- SHORT PROBLEM: Return the whole listing, keeping every character the same.

--- start ---

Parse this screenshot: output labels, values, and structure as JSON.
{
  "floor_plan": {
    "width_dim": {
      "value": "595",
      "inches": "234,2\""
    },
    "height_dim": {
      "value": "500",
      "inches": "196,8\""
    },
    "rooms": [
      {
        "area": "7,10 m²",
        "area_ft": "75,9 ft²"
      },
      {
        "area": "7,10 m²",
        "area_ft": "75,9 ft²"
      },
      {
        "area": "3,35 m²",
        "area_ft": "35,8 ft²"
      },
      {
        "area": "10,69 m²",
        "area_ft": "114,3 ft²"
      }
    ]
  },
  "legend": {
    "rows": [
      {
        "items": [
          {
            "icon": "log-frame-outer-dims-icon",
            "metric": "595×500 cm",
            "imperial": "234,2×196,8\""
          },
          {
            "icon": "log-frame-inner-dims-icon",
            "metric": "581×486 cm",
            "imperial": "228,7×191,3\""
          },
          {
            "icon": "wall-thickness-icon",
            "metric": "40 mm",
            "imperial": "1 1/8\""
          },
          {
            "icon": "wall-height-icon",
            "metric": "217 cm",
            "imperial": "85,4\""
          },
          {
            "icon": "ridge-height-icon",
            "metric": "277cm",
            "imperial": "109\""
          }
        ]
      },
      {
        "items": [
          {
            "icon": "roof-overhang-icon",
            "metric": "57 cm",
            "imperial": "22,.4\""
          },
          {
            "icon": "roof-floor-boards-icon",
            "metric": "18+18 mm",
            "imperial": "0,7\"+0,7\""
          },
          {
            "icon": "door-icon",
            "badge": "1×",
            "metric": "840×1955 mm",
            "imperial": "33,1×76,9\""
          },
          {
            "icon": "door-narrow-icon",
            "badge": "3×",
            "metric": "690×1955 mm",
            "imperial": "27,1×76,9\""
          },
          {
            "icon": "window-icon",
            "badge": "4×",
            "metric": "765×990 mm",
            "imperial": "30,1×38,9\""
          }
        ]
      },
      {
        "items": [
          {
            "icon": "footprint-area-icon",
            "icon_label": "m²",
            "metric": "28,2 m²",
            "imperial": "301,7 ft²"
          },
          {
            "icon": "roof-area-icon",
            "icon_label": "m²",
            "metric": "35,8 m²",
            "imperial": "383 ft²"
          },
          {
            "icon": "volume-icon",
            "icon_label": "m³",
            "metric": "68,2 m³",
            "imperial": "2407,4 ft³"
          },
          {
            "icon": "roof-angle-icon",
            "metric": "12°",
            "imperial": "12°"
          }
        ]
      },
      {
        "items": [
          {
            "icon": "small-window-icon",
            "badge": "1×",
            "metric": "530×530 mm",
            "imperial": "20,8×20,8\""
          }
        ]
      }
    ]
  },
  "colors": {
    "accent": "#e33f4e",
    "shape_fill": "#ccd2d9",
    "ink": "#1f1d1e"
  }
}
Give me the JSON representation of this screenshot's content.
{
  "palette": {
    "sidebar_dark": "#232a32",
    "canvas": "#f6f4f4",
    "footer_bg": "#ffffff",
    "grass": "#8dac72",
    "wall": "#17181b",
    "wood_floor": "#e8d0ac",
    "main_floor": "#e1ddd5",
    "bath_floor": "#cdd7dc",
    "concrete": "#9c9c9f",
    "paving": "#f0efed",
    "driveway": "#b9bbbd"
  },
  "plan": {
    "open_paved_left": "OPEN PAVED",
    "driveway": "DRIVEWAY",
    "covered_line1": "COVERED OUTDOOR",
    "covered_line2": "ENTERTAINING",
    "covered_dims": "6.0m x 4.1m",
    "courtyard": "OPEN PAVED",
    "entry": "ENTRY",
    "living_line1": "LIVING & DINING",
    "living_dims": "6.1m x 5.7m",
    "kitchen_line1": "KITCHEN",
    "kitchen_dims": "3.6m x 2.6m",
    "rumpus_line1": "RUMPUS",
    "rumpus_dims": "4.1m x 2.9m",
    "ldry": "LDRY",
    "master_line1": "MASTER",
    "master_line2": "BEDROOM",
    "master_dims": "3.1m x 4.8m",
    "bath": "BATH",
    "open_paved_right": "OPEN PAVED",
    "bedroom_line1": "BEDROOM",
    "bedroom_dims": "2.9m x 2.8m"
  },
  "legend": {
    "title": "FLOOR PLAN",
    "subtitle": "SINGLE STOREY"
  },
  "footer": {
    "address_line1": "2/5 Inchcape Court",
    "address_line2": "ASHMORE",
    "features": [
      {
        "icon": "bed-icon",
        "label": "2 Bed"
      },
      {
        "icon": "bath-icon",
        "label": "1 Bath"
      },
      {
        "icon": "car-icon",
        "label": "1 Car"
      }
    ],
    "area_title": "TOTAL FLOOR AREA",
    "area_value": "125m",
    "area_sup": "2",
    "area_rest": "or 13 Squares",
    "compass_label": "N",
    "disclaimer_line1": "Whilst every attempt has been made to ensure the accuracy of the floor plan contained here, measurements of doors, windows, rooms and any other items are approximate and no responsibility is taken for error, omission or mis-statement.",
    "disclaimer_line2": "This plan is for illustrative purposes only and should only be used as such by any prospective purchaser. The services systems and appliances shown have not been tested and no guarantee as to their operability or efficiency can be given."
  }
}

--- end ---

- CORRECT ANSWER:
Parse this screenshot: output labels, values, and structure as JSON.
{
  "floor_plan": {
    "width_dim": {
      "value": "595",
      "inches": "234,2\""
    },
    "height_dim": {
      "value": "500",
      "inches": "196,8\""
    },
    "rooms": [
      {
        "area": "7,10 m²",
        "area_ft": "75,9 ft²"
      },
      {
        "area": "7,10 m²",
        "area_ft": "75,9 ft²"
      },
      {
        "area": "3,35 m²",
        "area_ft": "35,8 ft²"
      },
      {
        "area": "10,69 m²",
        "area_ft": "114,3 ft²"
      }
    ]
  },
  "legend": {
    "rows": [
      {
        "items": [
          {
            "icon": "log-frame-outer-dims-icon",
            "metric": "595×500 cm",
            "imperial": "234,2×196,8\""
          },
          {
            "icon": "log-frame-inner-dims-icon",
            "metric": "581×486 cm",
            "imperial": "228,7×191,3\""
          },
          {
            "icon": "wall-thickness-icon",
            "metric": "40 mm",
            "imperial": "1 1/8\""
          },
          {
            "icon": "wall-height-icon",
            "metric": "217 cm",
            "imperial": "85,4\""
          },
          {
            "icon": "ridge-height-icon",
            "metric": "277cm",
            "imperial": "109\""
          }
        ]
      },
      {
        "items": [
          {
            "icon": "roof-overhang-icon",
            "metric": "57 cm",
            "imperial": "22,.4\""
          },
          {
            "icon": "roof-floor-boards-icon",
            "metric": "18+18 mm",
            "imperial": "0,7\"+0,7\""
          },
          {
            "icon": "door-icon",
            "badge": "1×",
            "metric": "840×1955 mm",
            "imperial": "33,1×76,9\""
          },
          {
            "icon": "door-narrow-icon",
            "badge": "3×",
            "metric": "690×1955 mm",
            "imperial": "27,1×76,9\""
          },
          {
            "icon": "window-icon",
            "badge": "4×",
            "metric": "765×990 mm",
            "imperial": "30,1×38,9\""
          }
        ]
      },
      {
        "items": [
          {
            "icon": "footprint-area-icon",
            "icon_label": "m²",
            "metric": "28,2 m²",
            "imperial": "301,7 ft²"
          },
          {
            "icon": "roof-area-icon",
            "icon_label": "m²",
            "metric": "35,8 m²",
            "imperial": "383 ft²"
          },
          {
            "icon": "volume-icon",
            "icon_label": "m³",
            "metric": "68,2 m³",
            "imperial": "2407,4 ft³"
          },
          {
            "icon": "roof-angle-icon",
            "metric": "12°",
            "imperial": "12°"
          }
        ]
      },
      {
        "items": [
          {
            "icon": "small-window-icon",
            "badge": "1×",
            "metric": "530×530 mm",
            "imperial": "20,8×20,8\""
          }
        ]
      }
    ]
  },
  "colors": {
    "accent": "#e33f4e",
    "shape_fill": "#ccd2d9",
    "ink": "#1f1d1e"
  }
}
Give me the JSON representation of this screenshot's content.
{
  "palette": {
    "sidebar_dark": "#232a32",
    "canvas": "#f6f4f4",
    "footer_bg": "#ffffff",
    "grass": "#8dac72",
    "wall": "#17181b",
    "wood_floor": "#e8d0ac",
    "main_floor": "#e1ddd5",
    "bath_floor": "#cdd7dc",
    "concrete": "#9c9c9f",
    "paving": "#f0efed",
    "driveway": "#b9bbbd"
  },
  "plan": {
    "open_paved_left": "OPEN PAVED",
    "driveway": "DRIVEWAY",
    "covered_line1": "COVERED OUTDOOR",
    "covered_line2": "ENTERTAINING",
    "covered_dims": "6.0m x 4.1m",
    "courtyard": "OPEN PAVED",
    "entry": "ENTRY",
    "living_line1": "LIVING & DINING",
    "living_dims": "6.1m x 5.7m",
    "kitchen_line1": "KITCHEN",
    "kitchen_dims": "3.6m x 2.6m",
    "rumpus_line1": "RUMPUS",
    "rumpus_dims": "4.1m x 2.9m",
    "ldry": "LDRY",
    "master_line1": "MASTER",
    "master_line2": "BEDROOM",
    "master_dims": "3.1m x 4.8m",
    "bath": "BATH",
    "open_paved_right": "OPEN PAVED",
    "bedroom_line1": "BEDROOM",
    "bedroom_dims": "2.9m x 2.8m"
  },
  "legend": {
    "title": "FLOOR PLAN",
    "subtitle": "SINGLE STOREY"
  },
  "footer": {
    "address_line1": "2/5 Inchcape Court",
    "address_line2": "ASHMORE",
    "features": [
      {
        "icon": "bed-icon",
        "label": "2 Bed"
      },
      {
        "icon": "bath-icon",
        "label": "1 Bath"
      },
      {
        "icon": "car-icon",
        "label": "1 Car"
      }
    ],
    "area_title": "TOTAL FLOOR AREA",
    "area_value": "125m",
    "area_sup": "2",
    "area_rest": "or 13 Squares",
    "compass_label": "N",
    "disclaimer_line1": "Whilst every attempt has been made to ensure the accuracy of the floor plan contained here, measurements of doors, windows, rooms and any other items are approximate and no responsibility is taken for error, omission or mis-statement.",
    "disclaimer_line2": "This plan is for illustrative purposes only and should only be used as such by any prospective purchaser. The services systems and appliances shown have not been tested and no guarantee as to their operability or efficiency can be given."
  }
}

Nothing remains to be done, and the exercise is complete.